GIVEN EXERCISE:
Drop the images; return everything else in the listing below exactly.

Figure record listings
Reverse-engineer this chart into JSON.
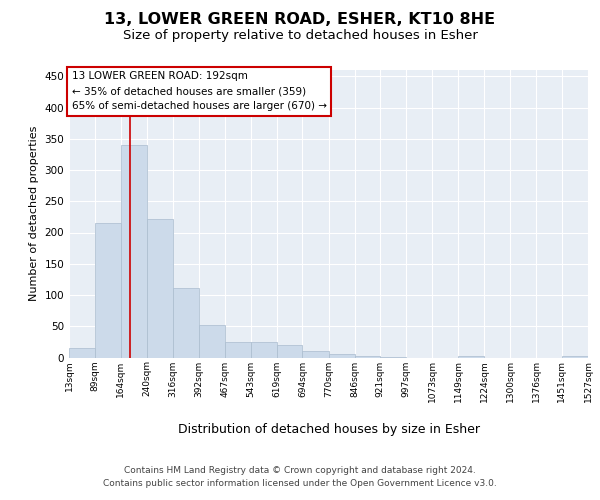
{
  "title": "13, LOWER GREEN ROAD, ESHER, KT10 8HE",
  "subtitle": "Size of property relative to detached houses in Esher",
  "xlabel": "Distribution of detached houses by size in Esher",
  "ylabel": "Number of detached properties",
  "bar_color": "#ccdaea",
  "bar_edge_color": "#aabcce",
  "highlight_line_color": "#cc0000",
  "highlight_value": 192,
  "annotation_line1": "13 LOWER GREEN ROAD: 192sqm",
  "annotation_line2": "← 35% of detached houses are smaller (359)",
  "annotation_line3": "65% of semi-detached houses are larger (670) →",
  "annotation_box_facecolor": "#ffffff",
  "annotation_box_edgecolor": "#cc0000",
  "bins": [
    13,
    89,
    164,
    240,
    316,
    392,
    467,
    543,
    619,
    694,
    770,
    846,
    921,
    997,
    1073,
    1149,
    1224,
    1300,
    1376,
    1451,
    1527
  ],
  "bar_heights": [
    15,
    215,
    340,
    222,
    112,
    52,
    25,
    25,
    20,
    10,
    5,
    2,
    1,
    0,
    0,
    3,
    0,
    0,
    0,
    3
  ],
  "ylim": [
    0,
    460
  ],
  "yticks": [
    0,
    50,
    100,
    150,
    200,
    250,
    300,
    350,
    400,
    450
  ],
  "bg_color": "#ffffff",
  "plot_bg_color": "#e8eef5",
  "grid_color": "#ffffff",
  "footer_line1": "Contains HM Land Registry data © Crown copyright and database right 2024.",
  "footer_line2": "Contains public sector information licensed under the Open Government Licence v3.0.",
  "title_fontsize": 11.5,
  "subtitle_fontsize": 9.5,
  "tick_fontsize": 6.5,
  "ylabel_fontsize": 8,
  "xlabel_fontsize": 9,
  "footer_fontsize": 6.5,
  "annotation_fontsize": 7.5
}
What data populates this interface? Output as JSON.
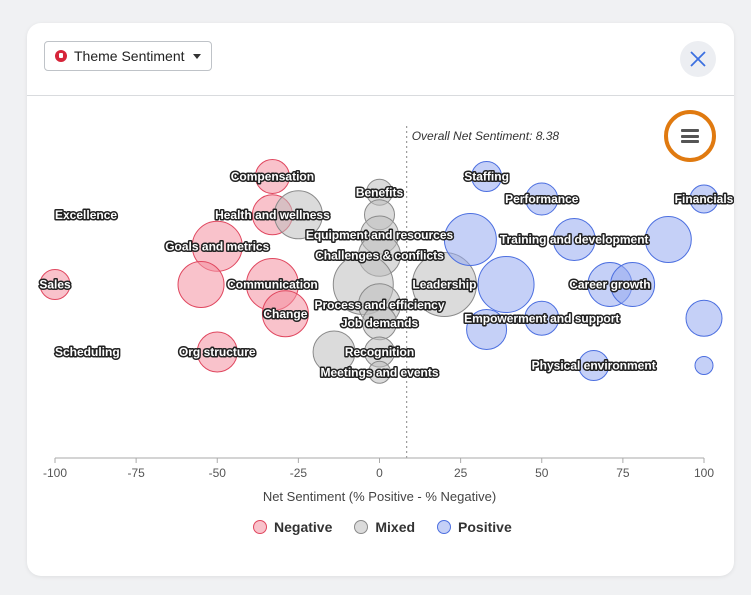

EXPECTED ANSWER:
Reverse-engineer this chart into JSON.
{
  "title": "13, LOWER GREEN ROAD, ESHER, KT10 8HE",
  "subtitle": "Size of property relative to detached houses in Esher",
  "xlabel": "Distribution of detached houses by size in Esher",
  "ylabel": "Number of detached properties",
  "bar_color": "#ccdaea",
  "bar_edge_color": "#aabcce",
  "highlight_line_color": "#cc0000",
  "highlight_value": 192,
  "annotation_line1": "13 LOWER GREEN ROAD: 192sqm",
  "annotation_line2": "← 35% of detached houses are smaller (359)",
  "annotation_line3": "65% of semi-detached houses are larger (670) →",
  "annotation_box_facecolor": "#ffffff",
  "annotation_box_edgecolor": "#cc0000",
  "bins": [
    13,
    89,
    164,
    240,
    316,
    392,
    467,
    543,
    619,
    694,
    770,
    846,
    921,
    997,
    1073,
    1149,
    1224,
    1300,
    1376,
    1451,
    1527
  ],
  "bar_heights": [
    15,
    215,
    340,
    222,
    112,
    52,
    25,
    25,
    20,
    10,
    5,
    2,
    1,
    0,
    0,
    3,
    0,
    0,
    0,
    3
  ],
  "ylim": [
    0,
    460
  ],
  "yticks": [
    0,
    50,
    100,
    150,
    200,
    250,
    300,
    350,
    400,
    450
  ],
  "bg_color": "#ffffff",
  "plot_bg_color": "#e8eef5",
  "grid_color": "#ffffff",
  "footer_line1": "Contains HM Land Registry data © Crown copyright and database right 2024.",
  "footer_line2": "Contains public sector information licensed under the Open Government Licence v3.0.",
  "title_fontsize": 11.5,
  "subtitle_fontsize": 9.5,
  "tick_fontsize": 6.5,
  "ylabel_fontsize": 8,
  "xlabel_fontsize": 9,
  "footer_fontsize": 6.5,
  "annotation_fontsize": 7.5
}
What data populates this interface? Output as JSON.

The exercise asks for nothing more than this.